DATASET CONTENT:
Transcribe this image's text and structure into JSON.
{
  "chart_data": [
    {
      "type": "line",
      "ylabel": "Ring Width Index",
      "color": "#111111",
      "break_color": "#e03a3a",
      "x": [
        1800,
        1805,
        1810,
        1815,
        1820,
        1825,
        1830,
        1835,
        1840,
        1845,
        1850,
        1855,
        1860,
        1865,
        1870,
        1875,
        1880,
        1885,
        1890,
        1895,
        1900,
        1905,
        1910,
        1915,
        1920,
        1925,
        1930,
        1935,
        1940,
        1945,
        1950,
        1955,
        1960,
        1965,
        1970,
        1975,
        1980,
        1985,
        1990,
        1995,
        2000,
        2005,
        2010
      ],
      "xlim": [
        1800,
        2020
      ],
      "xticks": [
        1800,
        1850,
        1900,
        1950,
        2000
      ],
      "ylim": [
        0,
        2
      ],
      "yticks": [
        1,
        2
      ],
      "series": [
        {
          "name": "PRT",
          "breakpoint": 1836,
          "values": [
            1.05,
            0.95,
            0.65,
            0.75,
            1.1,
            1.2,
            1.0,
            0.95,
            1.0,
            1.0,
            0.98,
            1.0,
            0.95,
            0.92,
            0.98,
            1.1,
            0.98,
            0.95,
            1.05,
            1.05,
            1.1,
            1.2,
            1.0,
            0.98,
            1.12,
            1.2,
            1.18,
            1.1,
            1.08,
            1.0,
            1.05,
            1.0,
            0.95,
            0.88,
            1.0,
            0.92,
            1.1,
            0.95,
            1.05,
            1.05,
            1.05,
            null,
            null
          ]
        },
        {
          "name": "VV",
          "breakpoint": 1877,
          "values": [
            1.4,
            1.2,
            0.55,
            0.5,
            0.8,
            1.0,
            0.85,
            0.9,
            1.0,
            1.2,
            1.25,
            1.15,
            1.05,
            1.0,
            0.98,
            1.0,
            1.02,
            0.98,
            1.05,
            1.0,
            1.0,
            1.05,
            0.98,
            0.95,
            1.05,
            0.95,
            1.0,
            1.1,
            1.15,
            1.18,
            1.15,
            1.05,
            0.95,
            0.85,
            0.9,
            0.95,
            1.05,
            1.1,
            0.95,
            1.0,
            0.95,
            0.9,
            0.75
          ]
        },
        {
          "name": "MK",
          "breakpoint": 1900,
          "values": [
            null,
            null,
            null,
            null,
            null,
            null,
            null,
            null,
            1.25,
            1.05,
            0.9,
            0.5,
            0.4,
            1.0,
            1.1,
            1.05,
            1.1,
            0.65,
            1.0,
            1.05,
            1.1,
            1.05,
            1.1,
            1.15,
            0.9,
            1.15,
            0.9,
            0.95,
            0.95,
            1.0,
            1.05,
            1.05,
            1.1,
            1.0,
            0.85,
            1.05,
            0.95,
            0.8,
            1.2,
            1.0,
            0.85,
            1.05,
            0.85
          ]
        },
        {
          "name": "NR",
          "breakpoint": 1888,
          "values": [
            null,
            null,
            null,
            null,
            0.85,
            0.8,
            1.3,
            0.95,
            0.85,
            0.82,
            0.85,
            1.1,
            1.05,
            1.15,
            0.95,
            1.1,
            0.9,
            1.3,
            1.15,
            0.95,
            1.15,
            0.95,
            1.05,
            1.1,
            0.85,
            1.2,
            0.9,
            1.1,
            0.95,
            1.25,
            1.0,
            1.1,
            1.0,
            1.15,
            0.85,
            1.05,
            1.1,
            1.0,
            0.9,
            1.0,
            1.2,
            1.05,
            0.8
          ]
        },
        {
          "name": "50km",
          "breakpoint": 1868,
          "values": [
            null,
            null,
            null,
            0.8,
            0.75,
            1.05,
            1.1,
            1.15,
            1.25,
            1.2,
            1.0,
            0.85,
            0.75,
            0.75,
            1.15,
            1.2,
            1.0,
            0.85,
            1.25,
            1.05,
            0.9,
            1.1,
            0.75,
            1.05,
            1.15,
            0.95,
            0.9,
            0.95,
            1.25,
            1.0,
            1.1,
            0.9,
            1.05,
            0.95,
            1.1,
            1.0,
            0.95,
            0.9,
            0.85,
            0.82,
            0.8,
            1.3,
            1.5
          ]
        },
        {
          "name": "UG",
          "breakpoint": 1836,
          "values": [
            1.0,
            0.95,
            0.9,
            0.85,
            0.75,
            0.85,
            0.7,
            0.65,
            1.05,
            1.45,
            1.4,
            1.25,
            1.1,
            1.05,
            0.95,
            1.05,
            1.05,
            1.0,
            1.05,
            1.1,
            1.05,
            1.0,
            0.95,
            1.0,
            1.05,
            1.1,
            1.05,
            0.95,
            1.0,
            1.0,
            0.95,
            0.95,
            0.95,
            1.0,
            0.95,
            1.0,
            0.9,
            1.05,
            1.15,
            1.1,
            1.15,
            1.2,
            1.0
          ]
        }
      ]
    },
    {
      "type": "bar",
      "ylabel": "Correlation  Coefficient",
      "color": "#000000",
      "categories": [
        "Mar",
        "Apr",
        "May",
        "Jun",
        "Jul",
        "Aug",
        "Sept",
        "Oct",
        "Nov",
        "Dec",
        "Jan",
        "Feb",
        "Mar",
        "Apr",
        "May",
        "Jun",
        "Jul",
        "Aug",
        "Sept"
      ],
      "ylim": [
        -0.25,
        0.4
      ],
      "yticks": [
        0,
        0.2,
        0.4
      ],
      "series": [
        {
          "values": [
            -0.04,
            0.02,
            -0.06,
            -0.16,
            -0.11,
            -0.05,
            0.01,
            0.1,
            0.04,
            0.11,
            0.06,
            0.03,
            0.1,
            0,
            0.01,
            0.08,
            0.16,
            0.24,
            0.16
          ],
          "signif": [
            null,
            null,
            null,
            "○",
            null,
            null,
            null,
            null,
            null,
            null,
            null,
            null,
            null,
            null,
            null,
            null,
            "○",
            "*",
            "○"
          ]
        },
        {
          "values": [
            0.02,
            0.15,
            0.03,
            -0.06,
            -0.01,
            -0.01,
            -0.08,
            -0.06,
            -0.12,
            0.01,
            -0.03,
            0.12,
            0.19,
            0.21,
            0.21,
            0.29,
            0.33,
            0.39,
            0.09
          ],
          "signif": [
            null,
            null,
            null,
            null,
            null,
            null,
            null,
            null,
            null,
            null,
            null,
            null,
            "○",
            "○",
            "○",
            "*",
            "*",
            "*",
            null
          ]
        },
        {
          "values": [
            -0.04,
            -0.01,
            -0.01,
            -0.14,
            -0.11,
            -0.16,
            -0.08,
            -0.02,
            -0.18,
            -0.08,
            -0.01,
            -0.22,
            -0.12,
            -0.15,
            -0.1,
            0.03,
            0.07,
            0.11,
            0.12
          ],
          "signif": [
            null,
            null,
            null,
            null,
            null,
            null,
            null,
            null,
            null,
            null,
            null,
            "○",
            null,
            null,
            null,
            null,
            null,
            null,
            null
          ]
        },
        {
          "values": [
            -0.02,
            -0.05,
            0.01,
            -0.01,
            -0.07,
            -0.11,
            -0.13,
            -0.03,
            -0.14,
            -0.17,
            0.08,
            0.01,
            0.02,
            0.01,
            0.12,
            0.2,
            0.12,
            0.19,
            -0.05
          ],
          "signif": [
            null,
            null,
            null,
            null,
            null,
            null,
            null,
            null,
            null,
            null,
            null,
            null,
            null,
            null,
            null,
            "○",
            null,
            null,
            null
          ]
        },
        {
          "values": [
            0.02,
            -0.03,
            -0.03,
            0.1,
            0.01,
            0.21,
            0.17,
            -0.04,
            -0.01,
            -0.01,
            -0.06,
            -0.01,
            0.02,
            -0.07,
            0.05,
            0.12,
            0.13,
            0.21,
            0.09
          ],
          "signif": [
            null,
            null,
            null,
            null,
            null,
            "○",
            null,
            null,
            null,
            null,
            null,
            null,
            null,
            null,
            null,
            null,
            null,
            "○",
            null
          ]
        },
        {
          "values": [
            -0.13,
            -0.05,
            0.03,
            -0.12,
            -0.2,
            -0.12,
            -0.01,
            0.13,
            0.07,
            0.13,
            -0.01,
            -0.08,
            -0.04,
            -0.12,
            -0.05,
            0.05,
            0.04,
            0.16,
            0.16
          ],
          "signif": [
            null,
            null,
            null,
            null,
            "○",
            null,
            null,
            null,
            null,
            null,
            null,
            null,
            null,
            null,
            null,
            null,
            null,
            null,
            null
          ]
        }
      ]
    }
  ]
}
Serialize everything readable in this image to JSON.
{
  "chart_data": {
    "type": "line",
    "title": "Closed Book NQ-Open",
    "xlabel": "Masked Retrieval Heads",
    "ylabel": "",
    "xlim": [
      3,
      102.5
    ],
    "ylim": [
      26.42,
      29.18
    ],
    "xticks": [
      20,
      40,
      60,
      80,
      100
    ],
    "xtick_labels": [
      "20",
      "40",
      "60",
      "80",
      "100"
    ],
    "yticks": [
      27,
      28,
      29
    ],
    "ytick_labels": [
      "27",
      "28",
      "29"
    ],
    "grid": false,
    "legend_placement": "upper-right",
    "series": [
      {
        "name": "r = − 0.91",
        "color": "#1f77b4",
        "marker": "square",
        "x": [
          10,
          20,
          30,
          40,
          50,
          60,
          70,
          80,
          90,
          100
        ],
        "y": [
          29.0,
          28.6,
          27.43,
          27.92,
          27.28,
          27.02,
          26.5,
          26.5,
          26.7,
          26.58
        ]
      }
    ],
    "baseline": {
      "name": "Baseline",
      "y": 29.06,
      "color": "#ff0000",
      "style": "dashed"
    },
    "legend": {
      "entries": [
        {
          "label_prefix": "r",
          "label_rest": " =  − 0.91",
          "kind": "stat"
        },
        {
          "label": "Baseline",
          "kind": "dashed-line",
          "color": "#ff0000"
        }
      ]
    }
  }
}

STATED PROBLEM:
Find and count the lines of the data that include the string "image", and report that figure by itself.

ANSWER TO THE TASK:
2